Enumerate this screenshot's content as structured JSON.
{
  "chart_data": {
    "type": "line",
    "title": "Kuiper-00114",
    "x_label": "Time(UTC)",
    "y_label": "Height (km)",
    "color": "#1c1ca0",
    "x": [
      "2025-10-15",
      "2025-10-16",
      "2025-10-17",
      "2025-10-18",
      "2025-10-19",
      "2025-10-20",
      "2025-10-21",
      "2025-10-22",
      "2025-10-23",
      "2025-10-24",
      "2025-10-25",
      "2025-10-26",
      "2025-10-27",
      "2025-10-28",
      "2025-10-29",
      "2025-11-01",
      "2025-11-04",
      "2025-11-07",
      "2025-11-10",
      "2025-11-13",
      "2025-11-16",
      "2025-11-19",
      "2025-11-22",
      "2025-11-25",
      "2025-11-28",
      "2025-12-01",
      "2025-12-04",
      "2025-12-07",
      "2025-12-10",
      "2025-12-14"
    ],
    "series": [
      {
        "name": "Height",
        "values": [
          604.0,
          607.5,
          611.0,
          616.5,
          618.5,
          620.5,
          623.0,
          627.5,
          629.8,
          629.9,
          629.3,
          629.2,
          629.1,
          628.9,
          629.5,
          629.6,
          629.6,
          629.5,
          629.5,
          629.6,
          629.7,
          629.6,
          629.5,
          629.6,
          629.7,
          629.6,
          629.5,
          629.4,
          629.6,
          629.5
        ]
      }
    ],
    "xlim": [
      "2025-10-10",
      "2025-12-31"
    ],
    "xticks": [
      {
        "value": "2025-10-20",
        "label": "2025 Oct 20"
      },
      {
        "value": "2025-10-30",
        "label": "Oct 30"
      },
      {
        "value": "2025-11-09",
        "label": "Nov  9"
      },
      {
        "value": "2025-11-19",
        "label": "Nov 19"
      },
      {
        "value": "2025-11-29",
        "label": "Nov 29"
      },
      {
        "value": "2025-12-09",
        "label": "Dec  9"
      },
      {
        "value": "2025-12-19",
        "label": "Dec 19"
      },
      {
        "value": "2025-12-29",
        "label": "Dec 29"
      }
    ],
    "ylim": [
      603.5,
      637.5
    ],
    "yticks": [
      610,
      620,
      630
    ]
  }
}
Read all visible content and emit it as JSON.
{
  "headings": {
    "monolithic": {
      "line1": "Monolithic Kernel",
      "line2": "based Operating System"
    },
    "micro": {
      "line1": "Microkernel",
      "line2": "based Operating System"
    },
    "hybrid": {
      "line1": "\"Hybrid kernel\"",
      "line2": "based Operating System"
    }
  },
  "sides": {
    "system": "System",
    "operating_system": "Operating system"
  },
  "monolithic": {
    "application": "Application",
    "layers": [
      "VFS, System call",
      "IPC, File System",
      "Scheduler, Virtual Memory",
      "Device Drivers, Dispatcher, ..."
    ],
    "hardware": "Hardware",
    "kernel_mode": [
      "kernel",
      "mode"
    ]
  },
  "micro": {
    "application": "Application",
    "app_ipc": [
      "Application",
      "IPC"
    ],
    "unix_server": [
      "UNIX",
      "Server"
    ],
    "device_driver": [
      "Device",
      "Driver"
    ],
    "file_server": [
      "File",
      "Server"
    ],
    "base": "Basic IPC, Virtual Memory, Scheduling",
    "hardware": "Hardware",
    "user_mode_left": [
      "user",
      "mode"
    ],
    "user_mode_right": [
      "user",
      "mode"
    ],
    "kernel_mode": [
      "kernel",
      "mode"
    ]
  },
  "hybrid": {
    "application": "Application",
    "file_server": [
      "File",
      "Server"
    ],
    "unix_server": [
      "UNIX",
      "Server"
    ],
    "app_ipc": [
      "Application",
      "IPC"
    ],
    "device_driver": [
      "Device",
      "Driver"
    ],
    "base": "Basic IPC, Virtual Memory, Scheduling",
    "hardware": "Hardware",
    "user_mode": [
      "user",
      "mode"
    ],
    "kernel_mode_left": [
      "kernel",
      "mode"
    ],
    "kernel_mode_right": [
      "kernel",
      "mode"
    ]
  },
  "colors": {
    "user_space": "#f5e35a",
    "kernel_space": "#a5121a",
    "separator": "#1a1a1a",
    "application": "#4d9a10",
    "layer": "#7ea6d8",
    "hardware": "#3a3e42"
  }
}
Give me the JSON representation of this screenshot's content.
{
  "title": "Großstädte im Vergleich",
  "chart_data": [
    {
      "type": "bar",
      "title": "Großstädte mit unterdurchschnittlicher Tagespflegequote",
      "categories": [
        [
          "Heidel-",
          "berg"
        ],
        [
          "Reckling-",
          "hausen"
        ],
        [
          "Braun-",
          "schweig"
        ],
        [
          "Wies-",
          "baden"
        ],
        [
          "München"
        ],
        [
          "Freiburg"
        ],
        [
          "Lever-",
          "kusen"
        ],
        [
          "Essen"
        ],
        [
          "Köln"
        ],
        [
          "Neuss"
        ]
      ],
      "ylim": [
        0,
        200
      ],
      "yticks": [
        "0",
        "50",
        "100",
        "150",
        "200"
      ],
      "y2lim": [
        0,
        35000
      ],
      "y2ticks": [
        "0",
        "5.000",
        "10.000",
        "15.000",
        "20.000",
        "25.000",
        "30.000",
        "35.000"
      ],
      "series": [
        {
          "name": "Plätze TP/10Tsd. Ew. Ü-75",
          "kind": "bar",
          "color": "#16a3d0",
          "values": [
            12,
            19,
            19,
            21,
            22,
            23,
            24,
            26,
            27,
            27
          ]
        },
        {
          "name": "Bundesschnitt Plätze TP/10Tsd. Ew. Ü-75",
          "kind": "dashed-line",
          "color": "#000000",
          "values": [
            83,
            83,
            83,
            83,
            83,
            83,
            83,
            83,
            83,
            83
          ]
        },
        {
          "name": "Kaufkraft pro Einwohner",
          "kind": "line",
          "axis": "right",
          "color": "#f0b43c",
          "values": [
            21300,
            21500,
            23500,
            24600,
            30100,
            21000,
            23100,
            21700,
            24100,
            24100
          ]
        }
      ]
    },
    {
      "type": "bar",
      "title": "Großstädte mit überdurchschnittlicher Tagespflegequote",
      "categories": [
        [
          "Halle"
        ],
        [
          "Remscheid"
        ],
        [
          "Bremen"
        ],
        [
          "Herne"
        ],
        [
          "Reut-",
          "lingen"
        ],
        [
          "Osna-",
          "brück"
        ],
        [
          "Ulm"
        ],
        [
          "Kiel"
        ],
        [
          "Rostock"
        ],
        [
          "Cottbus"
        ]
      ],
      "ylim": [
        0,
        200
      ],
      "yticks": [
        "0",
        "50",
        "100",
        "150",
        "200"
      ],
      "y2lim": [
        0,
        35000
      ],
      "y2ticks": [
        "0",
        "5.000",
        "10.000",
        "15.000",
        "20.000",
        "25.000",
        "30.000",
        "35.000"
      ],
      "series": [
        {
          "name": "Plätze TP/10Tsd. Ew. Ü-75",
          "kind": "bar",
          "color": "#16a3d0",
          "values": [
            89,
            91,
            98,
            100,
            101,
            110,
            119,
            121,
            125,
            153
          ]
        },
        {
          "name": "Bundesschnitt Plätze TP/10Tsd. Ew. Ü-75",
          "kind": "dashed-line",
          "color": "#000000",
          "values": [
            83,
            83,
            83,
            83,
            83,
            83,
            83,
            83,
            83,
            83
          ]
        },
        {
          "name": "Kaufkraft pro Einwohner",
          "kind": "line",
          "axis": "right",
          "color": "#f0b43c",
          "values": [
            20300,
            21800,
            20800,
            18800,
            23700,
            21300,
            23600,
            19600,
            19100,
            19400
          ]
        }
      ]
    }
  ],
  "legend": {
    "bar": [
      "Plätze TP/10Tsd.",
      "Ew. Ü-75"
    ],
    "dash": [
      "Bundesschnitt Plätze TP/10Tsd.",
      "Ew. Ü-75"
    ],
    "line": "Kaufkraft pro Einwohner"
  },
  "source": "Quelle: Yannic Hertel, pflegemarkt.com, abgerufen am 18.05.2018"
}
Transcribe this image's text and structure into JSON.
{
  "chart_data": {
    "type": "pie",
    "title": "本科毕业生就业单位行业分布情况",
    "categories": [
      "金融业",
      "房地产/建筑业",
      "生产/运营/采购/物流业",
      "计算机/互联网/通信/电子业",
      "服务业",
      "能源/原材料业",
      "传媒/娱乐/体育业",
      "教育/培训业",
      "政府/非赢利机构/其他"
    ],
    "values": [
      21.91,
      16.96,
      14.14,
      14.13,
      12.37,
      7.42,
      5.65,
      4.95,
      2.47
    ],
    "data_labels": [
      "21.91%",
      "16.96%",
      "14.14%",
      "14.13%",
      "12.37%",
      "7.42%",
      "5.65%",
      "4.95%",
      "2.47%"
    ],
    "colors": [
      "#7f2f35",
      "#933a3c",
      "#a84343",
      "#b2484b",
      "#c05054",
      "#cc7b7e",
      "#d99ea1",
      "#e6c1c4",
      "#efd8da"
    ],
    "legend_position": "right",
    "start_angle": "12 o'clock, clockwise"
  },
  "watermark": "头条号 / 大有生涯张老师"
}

·····

Directions:
Starting at the line that contains "Transcribe this image's", repeat each line exactly through the last one in the listing. Include both of those lines and nothing more.

Written reply:
Transcribe this image's text and structure into JSON.
{
  "chart_data": {
    "type": "pie",
    "title": "本科毕业生就业单位行业分布情况",
    "categories": [
      "金融业",
      "房地产/建筑业",
      "生产/运营/采购/物流业",
      "计算机/互联网/通信/电子业",
      "服务业",
      "能源/原材料业",
      "传媒/娱乐/体育业",
      "教育/培训业",
      "政府/非赢利机构/其他"
    ],
    "values": [
      21.91,
      16.96,
      14.14,
      14.13,
      12.37,
      7.42,
      5.65,
      4.95,
      2.47
    ],
    "data_labels": [
      "21.91%",
      "16.96%",
      "14.14%",
      "14.13%",
      "12.37%",
      "7.42%",
      "5.65%",
      "4.95%",
      "2.47%"
    ],
    "colors": [
      "#7f2f35",
      "#933a3c",
      "#a84343",
      "#b2484b",
      "#c05054",
      "#cc7b7e",
      "#d99ea1",
      "#e6c1c4",
      "#efd8da"
    ],
    "legend_position": "right",
    "start_angle": "12 o'clock, clockwise"
  },
  "watermark": "头条号 / 大有生涯张老师"
}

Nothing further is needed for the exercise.